'''

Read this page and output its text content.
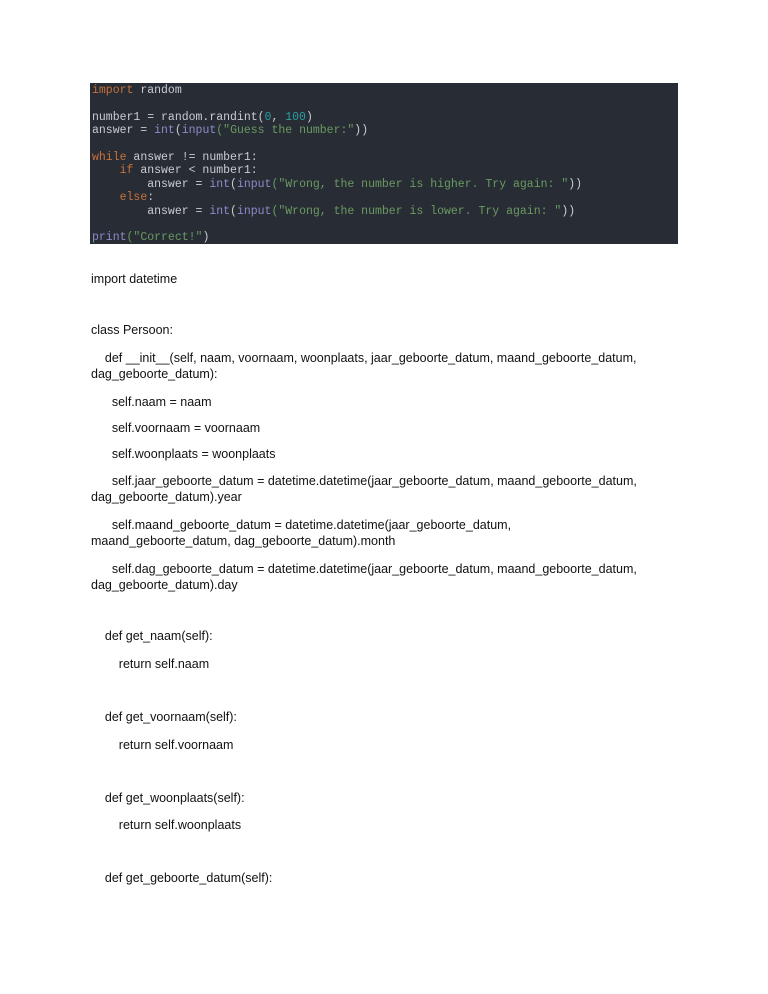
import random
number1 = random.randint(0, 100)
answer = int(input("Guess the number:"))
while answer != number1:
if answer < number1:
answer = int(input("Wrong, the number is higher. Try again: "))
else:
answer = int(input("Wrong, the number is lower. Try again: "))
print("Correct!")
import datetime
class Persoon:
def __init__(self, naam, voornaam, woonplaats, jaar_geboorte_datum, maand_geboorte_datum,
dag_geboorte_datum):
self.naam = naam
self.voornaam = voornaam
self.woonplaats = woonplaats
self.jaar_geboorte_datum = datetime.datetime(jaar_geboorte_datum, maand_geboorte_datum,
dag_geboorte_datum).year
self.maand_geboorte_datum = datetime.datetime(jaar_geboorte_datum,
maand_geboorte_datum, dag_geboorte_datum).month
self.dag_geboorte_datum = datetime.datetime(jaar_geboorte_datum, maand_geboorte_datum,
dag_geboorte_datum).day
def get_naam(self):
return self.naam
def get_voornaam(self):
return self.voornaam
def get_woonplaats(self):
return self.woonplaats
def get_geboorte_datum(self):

'''
'''

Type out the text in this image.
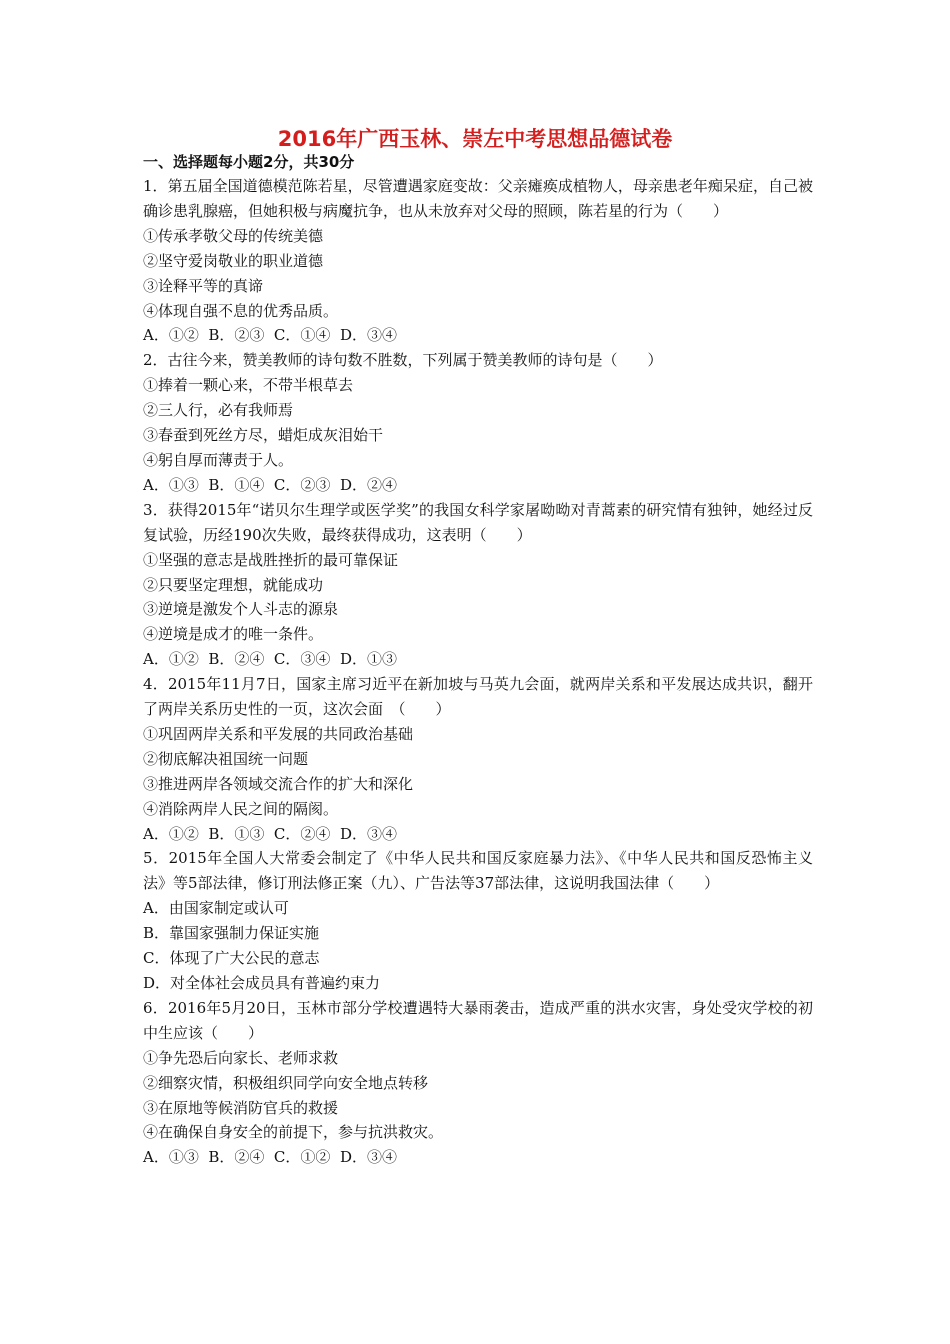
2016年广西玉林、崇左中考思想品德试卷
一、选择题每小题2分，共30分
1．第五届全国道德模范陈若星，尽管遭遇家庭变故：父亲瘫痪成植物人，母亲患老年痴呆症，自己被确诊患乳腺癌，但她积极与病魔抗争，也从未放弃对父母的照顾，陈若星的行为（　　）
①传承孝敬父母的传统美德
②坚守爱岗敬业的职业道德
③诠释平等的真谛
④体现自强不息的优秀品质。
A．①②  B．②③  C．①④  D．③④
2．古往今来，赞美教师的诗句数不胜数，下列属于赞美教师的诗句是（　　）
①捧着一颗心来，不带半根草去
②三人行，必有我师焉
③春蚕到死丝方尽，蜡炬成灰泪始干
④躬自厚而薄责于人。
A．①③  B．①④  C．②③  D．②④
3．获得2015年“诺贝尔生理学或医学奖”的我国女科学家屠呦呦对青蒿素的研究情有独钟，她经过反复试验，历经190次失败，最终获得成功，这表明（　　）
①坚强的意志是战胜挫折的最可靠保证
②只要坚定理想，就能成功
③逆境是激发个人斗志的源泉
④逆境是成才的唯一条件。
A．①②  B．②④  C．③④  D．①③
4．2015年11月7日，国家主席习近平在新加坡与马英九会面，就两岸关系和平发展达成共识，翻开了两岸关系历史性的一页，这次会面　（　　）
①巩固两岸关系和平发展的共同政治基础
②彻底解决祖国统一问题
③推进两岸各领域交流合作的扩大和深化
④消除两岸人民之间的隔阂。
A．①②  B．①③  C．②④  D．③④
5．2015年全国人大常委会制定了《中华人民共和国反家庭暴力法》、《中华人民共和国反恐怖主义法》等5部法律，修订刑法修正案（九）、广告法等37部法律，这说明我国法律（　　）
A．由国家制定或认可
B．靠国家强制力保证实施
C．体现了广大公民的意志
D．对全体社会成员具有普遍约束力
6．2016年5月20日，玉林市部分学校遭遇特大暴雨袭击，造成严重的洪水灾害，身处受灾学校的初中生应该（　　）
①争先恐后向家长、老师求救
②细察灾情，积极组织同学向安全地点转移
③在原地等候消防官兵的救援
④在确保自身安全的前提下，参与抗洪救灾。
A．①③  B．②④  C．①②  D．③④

'''

■ **What to do**:
Say the number of lines in the listing that hold "input", with no added words.

■ **Response to the exercise**:
3